▽
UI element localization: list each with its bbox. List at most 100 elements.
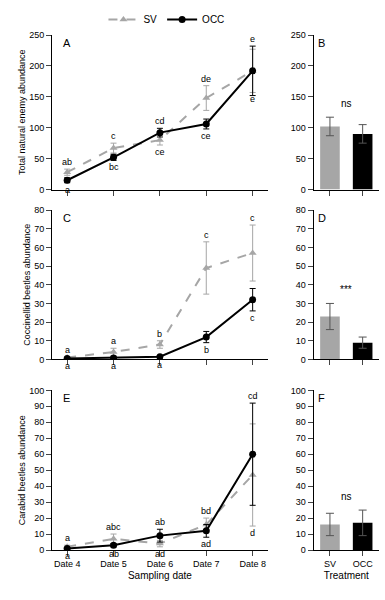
svg-text:0: 0 [39,355,44,365]
svg-text:200: 200 [29,61,44,71]
svg-text:ad: ad [155,549,165,559]
svg-text:SV: SV [143,14,157,25]
svg-text:Carabid beetles abundance: Carabid beetles abundance [17,415,27,525]
svg-text:100: 100 [291,123,306,133]
svg-text:Date 5: Date 5 [100,559,127,569]
svg-text:20: 20 [296,317,306,327]
svg-text:30: 30 [34,497,44,507]
svg-text:a: a [111,336,116,346]
svg-text:ns: ns [341,98,352,109]
svg-text:20: 20 [296,513,306,523]
svg-text:Date 7: Date 7 [193,559,220,569]
svg-text:ab: ab [155,517,165,527]
svg-text:D: D [318,212,326,224]
svg-text:0: 0 [39,185,44,195]
svg-text:0: 0 [39,545,44,555]
svg-text:90: 90 [296,401,306,411]
svg-text:20: 20 [34,317,44,327]
svg-text:Date 4: Date 4 [54,559,81,569]
svg-text:SV: SV [324,559,336,569]
svg-text:c: c [250,313,255,323]
svg-text:70: 70 [34,224,44,234]
svg-text:70: 70 [296,224,306,234]
svg-text:de: de [201,74,211,84]
svg-text:ad: ad [201,539,211,549]
svg-text:80: 80 [296,417,306,427]
svg-text:40: 40 [296,280,306,290]
svg-text:70: 70 [34,433,44,443]
svg-text:0: 0 [301,355,306,365]
svg-text:Total natural enemy abundance: Total natural enemy abundance [17,49,27,175]
svg-text:a: a [65,345,70,355]
svg-text:50: 50 [34,261,44,271]
svg-text:30: 30 [296,299,306,309]
svg-text:a: a [111,361,116,371]
svg-text:d: d [250,528,255,538]
svg-text:70: 70 [296,433,306,443]
svg-text:50: 50 [296,465,306,475]
svg-text:ab: ab [62,157,72,167]
svg-text:e: e [250,34,255,44]
svg-text:cd: cd [155,116,165,126]
svg-text:50: 50 [296,261,306,271]
svg-text:c: c [111,131,116,141]
svg-text:bd: bd [201,506,211,516]
svg-text:Sampling date: Sampling date [128,570,192,581]
svg-text:50: 50 [34,154,44,164]
svg-text:30: 30 [34,299,44,309]
svg-text:250: 250 [291,30,306,40]
svg-text:90: 90 [34,401,44,411]
svg-text:10: 10 [34,529,44,539]
svg-text:40: 40 [34,481,44,491]
svg-text:ce: ce [201,131,211,141]
svg-text:OCC: OCC [202,14,224,25]
svg-text:b: b [204,345,209,355]
svg-text:E: E [63,392,70,404]
svg-text:Treatment: Treatment [324,570,369,581]
svg-text:50: 50 [296,154,306,164]
svg-text:F: F [318,392,325,404]
svg-text:80: 80 [34,417,44,427]
svg-text:a: a [65,533,70,543]
svg-text:100: 100 [29,123,44,133]
svg-text:0: 0 [301,185,306,195]
svg-text:10: 10 [296,529,306,539]
svg-text:60: 60 [34,243,44,253]
svg-text:B: B [318,37,325,49]
svg-text:a: a [65,551,70,561]
svg-text:cd: cd [248,391,258,401]
svg-text:40: 40 [296,481,306,491]
svg-text:ce: ce [155,147,165,157]
svg-text:200: 200 [291,61,306,71]
svg-text:150: 150 [291,92,306,102]
svg-text:80: 80 [296,205,306,215]
svg-text:80: 80 [34,205,44,215]
svg-text:ns: ns [341,491,352,502]
svg-text:60: 60 [296,449,306,459]
svg-text:a: a [157,360,162,370]
svg-text:a: a [65,185,70,195]
svg-text:Date 6: Date 6 [147,559,174,569]
svg-text:40: 40 [34,280,44,290]
svg-text:ab: ab [109,549,119,559]
svg-text:150: 150 [29,92,44,102]
svg-text:30: 30 [296,497,306,507]
svg-text:c: c [250,213,255,223]
svg-text:100: 100 [291,386,306,396]
svg-text:c: c [204,230,209,240]
svg-text:OCC: OCC [353,559,374,569]
svg-text:***: *** [340,284,352,295]
svg-text:100: 100 [29,386,44,396]
svg-text:Coccinellid beetles abundance: Coccinellid beetles abundance [22,224,32,346]
svg-text:bc: bc [109,162,119,172]
svg-text:10: 10 [296,336,306,346]
svg-text:60: 60 [296,243,306,253]
svg-text:a: a [65,361,70,371]
svg-text:50: 50 [34,465,44,475]
svg-text:A: A [63,37,71,49]
svg-text:abc: abc [106,522,121,532]
svg-text:60: 60 [34,449,44,459]
svg-text:Date 8: Date 8 [239,559,266,569]
svg-text:20: 20 [34,513,44,523]
svg-text:e: e [250,94,255,104]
△
(Request): Reproduce every line of the records above character for character, leaving out the pictures.

(Solution to the problem):
UI element localization: list each with its bbox. List at most 100 elements.
svg-text:0: 0 [39,355,44,365]
svg-text:200: 200 [29,61,44,71]
svg-text:ad: ad [155,549,165,559]
svg-text:SV: SV [143,14,157,25]
svg-text:Carabid beetles abundance: Carabid beetles abundance [17,415,27,525]
svg-text:100: 100 [291,123,306,133]
svg-text:Date 5: Date 5 [100,559,127,569]
svg-text:20: 20 [296,317,306,327]
svg-text:30: 30 [34,497,44,507]
svg-text:a: a [111,336,116,346]
svg-text:ns: ns [341,98,352,109]
svg-text:20: 20 [296,513,306,523]
svg-text:Date 7: Date 7 [193,559,220,569]
svg-text:ab: ab [155,517,165,527]
svg-text:D: D [318,212,326,224]
svg-text:0: 0 [39,185,44,195]
svg-text:0: 0 [39,545,44,555]
svg-text:90: 90 [296,401,306,411]
svg-text:20: 20 [34,317,44,327]
svg-text:Date 4: Date 4 [54,559,81,569]
svg-text:SV: SV [324,559,336,569]
svg-text:c: c [250,313,255,323]
svg-text:70: 70 [34,224,44,234]
svg-text:70: 70 [296,224,306,234]
svg-text:de: de [201,74,211,84]
svg-text:ad: ad [201,539,211,549]
svg-text:80: 80 [296,417,306,427]
svg-text:40: 40 [296,280,306,290]
svg-text:70: 70 [34,433,44,443]
svg-text:0: 0 [301,355,306,365]
svg-text:Total natural enemy abundance: Total natural enemy abundance [17,49,27,175]
svg-text:a: a [65,345,70,355]
svg-text:50: 50 [34,261,44,271]
svg-text:30: 30 [296,299,306,309]
svg-text:a: a [111,361,116,371]
svg-text:d: d [250,528,255,538]
svg-text:70: 70 [296,433,306,443]
svg-text:50: 50 [296,465,306,475]
svg-text:ab: ab [62,157,72,167]
svg-text:e: e [250,34,255,44]
svg-text:cd: cd [155,116,165,126]
svg-text:50: 50 [296,261,306,271]
svg-text:c: c [111,131,116,141]
svg-text:bd: bd [201,506,211,516]
svg-text:Sampling date: Sampling date [128,570,192,581]
svg-text:50: 50 [34,154,44,164]
svg-text:30: 30 [34,299,44,309]
svg-text:250: 250 [291,30,306,40]
svg-text:90: 90 [34,401,44,411]
svg-text:10: 10 [34,529,44,539]
svg-text:40: 40 [34,481,44,491]
svg-text:ce: ce [201,131,211,141]
svg-text:OCC: OCC [202,14,224,25]
svg-text:b: b [204,345,209,355]
svg-text:E: E [63,392,70,404]
svg-text:Treatment: Treatment [324,570,369,581]
svg-text:50: 50 [296,154,306,164]
svg-text:F: F [318,392,325,404]
svg-text:80: 80 [34,417,44,427]
svg-text:a: a [65,533,70,543]
svg-text:100: 100 [29,123,44,133]
svg-text:0: 0 [301,185,306,195]
svg-text:10: 10 [296,529,306,539]
svg-text:60: 60 [34,243,44,253]
svg-text:B: B [318,37,325,49]
svg-text:a: a [65,551,70,561]
svg-text:cd: cd [248,391,258,401]
svg-text:40: 40 [296,481,306,491]
svg-text:ce: ce [155,147,165,157]
svg-text:200: 200 [291,61,306,71]
svg-text:150: 150 [291,92,306,102]
svg-text:80: 80 [296,205,306,215]
svg-text:80: 80 [34,205,44,215]
svg-text:ns: ns [341,491,352,502]
svg-text:60: 60 [296,449,306,459]
svg-text:a: a [157,360,162,370]
svg-text:a: a [65,185,70,195]
svg-text:Date 6: Date 6 [147,559,174,569]
svg-text:40: 40 [34,280,44,290]
svg-text:ab: ab [109,549,119,559]
svg-text:150: 150 [29,92,44,102]
svg-text:30: 30 [296,497,306,507]
svg-text:c: c [250,213,255,223]
svg-text:100: 100 [291,386,306,396]
svg-text:c: c [204,230,209,240]
svg-text:OCC: OCC [353,559,374,569]
svg-text:***: *** [340,284,352,295]
svg-text:100: 100 [29,386,44,396]
svg-text:Coccinellid beetles abundance: Coccinellid beetles abundance [22,224,32,346]
svg-text:bc: bc [109,162,119,172]
svg-text:10: 10 [296,336,306,346]
svg-text:60: 60 [296,243,306,253]
svg-text:a: a [65,361,70,371]
svg-text:50: 50 [34,465,44,475]
svg-text:A: A [63,37,71,49]
svg-text:abc: abc [106,522,121,532]
svg-text:60: 60 [34,449,44,459]
svg-text:Date 8: Date 8 [239,559,266,569]
svg-text:20: 20 [34,513,44,523]
svg-text:e: e [250,94,255,104]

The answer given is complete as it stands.